▸ **Task goal**
Give every line of the data again, unchanged, but with no pictures.
--- START ---
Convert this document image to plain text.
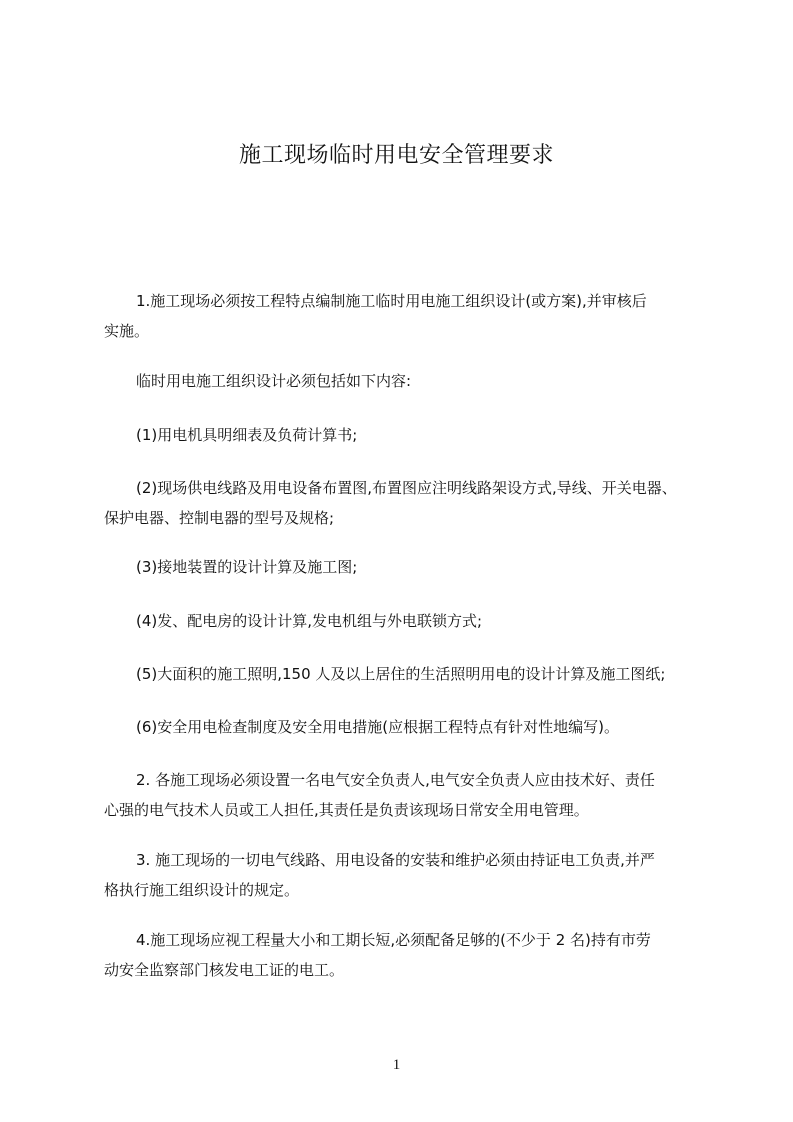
施工现场临时用电安全管理要求
1.施工现场必须按工程特点编制施工临时用电施工组织设计(或方案),并审核后
实施。
临时用电施工组织设计必须包括如下内容:
(1)用电机具明细表及负荷计算书;
(2)现场供电线路及用电设备布置图,布置图应注明线路架设方式,导线、开关电器、
保护电器、控制电器的型号及规格;
(3)接地装置的设计计算及施工图;
(4)发、配电房的设计计算,发电机组与外电联锁方式;
(5)大面积的施工照明,150 人及以上居住的生活照明用电的设计计算及施工图纸;
(6)安全用电检查制度及安全用电措施(应根据工程特点有针对性地编写)。
2. 各施工现场必须设置一名电气安全负责人,电气安全负责人应由技术好、责任
心强的电气技术人员或工人担任,其责任是负责该现场日常安全用电管理。
3. 施工现场的一切电气线路、用电设备的安装和维护必须由持证电工负责,并严
格执行施工组织设计的规定。
4.施工现场应视工程量大小和工期长短,必须配备足够的(不少于 2 名)持有市劳
动安全监察部门核发电工证的电工。
1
--- END ---
▸ **In response**
Convert this document image to plain text.
施工现场临时用电安全管理要求
1.施工现场必须按工程特点编制施工临时用电施工组织设计(或方案),并审核后
实施。
临时用电施工组织设计必须包括如下内容:
(1)用电机具明细表及负荷计算书;
(2)现场供电线路及用电设备布置图,布置图应注明线路架设方式,导线、开关电器、
保护电器、控制电器的型号及规格;
(3)接地装置的设计计算及施工图;
(4)发、配电房的设计计算,发电机组与外电联锁方式;
(5)大面积的施工照明,150 人及以上居住的生活照明用电的设计计算及施工图纸;
(6)安全用电检查制度及安全用电措施(应根据工程特点有针对性地编写)。
2. 各施工现场必须设置一名电气安全负责人,电气安全负责人应由技术好、责任
心强的电气技术人员或工人担任,其责任是负责该现场日常安全用电管理。
3. 施工现场的一切电气线路、用电设备的安装和维护必须由持证电工负责,并严
格执行施工组织设计的规定。
4.施工现场应视工程量大小和工期长短,必须配备足够的(不少于 2 名)持有市劳
动安全监察部门核发电工证的电工。
1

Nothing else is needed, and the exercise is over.